A block of data
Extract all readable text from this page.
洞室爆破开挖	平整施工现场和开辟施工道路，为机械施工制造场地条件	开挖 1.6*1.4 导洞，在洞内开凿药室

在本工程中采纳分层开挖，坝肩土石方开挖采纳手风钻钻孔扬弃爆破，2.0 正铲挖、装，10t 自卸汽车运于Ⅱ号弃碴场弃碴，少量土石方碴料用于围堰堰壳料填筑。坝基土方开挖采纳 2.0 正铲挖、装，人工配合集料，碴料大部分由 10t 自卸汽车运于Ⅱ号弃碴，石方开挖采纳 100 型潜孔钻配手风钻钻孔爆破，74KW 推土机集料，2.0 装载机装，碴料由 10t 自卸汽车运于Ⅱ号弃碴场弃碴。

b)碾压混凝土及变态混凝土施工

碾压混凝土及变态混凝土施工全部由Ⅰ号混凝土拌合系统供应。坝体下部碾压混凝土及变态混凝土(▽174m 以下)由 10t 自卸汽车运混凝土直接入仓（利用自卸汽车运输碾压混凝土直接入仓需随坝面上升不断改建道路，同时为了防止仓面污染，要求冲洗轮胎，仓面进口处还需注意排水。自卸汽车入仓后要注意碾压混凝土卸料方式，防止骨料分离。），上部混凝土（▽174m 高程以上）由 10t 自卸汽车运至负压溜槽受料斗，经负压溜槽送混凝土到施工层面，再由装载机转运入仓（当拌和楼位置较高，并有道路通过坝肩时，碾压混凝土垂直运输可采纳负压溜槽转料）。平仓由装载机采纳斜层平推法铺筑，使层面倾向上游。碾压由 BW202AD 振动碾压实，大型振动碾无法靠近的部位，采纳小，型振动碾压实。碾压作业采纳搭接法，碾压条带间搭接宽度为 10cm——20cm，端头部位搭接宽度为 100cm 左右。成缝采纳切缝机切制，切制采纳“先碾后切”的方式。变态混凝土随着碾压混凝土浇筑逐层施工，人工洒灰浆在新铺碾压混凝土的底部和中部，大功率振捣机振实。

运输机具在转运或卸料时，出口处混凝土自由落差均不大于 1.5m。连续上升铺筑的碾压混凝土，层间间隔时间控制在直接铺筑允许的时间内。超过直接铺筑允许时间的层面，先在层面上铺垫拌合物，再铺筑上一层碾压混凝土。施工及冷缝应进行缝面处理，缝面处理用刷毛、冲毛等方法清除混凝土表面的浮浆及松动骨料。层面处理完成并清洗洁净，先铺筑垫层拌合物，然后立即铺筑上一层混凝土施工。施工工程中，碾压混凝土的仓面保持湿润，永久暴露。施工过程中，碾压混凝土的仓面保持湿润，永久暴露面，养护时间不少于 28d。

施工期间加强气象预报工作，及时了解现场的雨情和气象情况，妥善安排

:: Aim ::
Copy out every entry again, exactly as it was given.

:: Solved problem ::
Extract all readable text from this page.
洞室爆破开挖	平整施工现场和开辟施工道路，为机械施工制造场地条件	开挖 1.6*1.4 导洞，在洞内开凿药室

在本工程中采纳分层开挖，坝肩土石方开挖采纳手风钻钻孔扬弃爆破，2.0 正铲挖、装，10t 自卸汽车运于Ⅱ号弃碴场弃碴，少量土石方碴料用于围堰堰壳料填筑。坝基土方开挖采纳 2.0 正铲挖、装，人工配合集料，碴料大部分由 10t 自卸汽车运于Ⅱ号弃碴，石方开挖采纳 100 型潜孔钻配手风钻钻孔爆破，74KW 推土机集料，2.0 装载机装，碴料由 10t 自卸汽车运于Ⅱ号弃碴场弃碴。

b)碾压混凝土及变态混凝土施工

碾压混凝土及变态混凝土施工全部由Ⅰ号混凝土拌合系统供应。坝体下部碾压混凝土及变态混凝土(▽174m 以下)由 10t 自卸汽车运混凝土直接入仓（利用自卸汽车运输碾压混凝土直接入仓需随坝面上升不断改建道路，同时为了防止仓面污染，要求冲洗轮胎，仓面进口处还需注意排水。自卸汽车入仓后要注意碾压混凝土卸料方式，防止骨料分离。），上部混凝土（▽174m 高程以上）由 10t 自卸汽车运至负压溜槽受料斗，经负压溜槽送混凝土到施工层面，再由装载机转运入仓（当拌和楼位置较高，并有道路通过坝肩时，碾压混凝土垂直运输可采纳负压溜槽转料）。平仓由装载机采纳斜层平推法铺筑，使层面倾向上游。碾压由 BW202AD 振动碾压实，大型振动碾无法靠近的部位，采纳小，型振动碾压实。碾压作业采纳搭接法，碾压条带间搭接宽度为 10cm——20cm，端头部位搭接宽度为 100cm 左右。成缝采纳切缝机切制，切制采纳“先碾后切”的方式。变态混凝土随着碾压混凝土浇筑逐层施工，人工洒灰浆在新铺碾压混凝土的底部和中部，大功率振捣机振实。

运输机具在转运或卸料时，出口处混凝土自由落差均不大于 1.5m。连续上升铺筑的碾压混凝土，层间间隔时间控制在直接铺筑允许的时间内。超过直接铺筑允许时间的层面，先在层面上铺垫拌合物，再铺筑上一层碾压混凝土。施工及冷缝应进行缝面处理，缝面处理用刷毛、冲毛等方法清除混凝土表面的浮浆及松动骨料。层面处理完成并清洗洁净，先铺筑垫层拌合物，然后立即铺筑上一层混凝土施工。施工工程中，碾压混凝土的仓面保持湿润，永久暴露。施工过程中，碾压混凝土的仓面保持湿润，永久暴露面，养护时间不少于 28d。

施工期间加强气象预报工作，及时了解现场的雨情和气象情况，妥善安排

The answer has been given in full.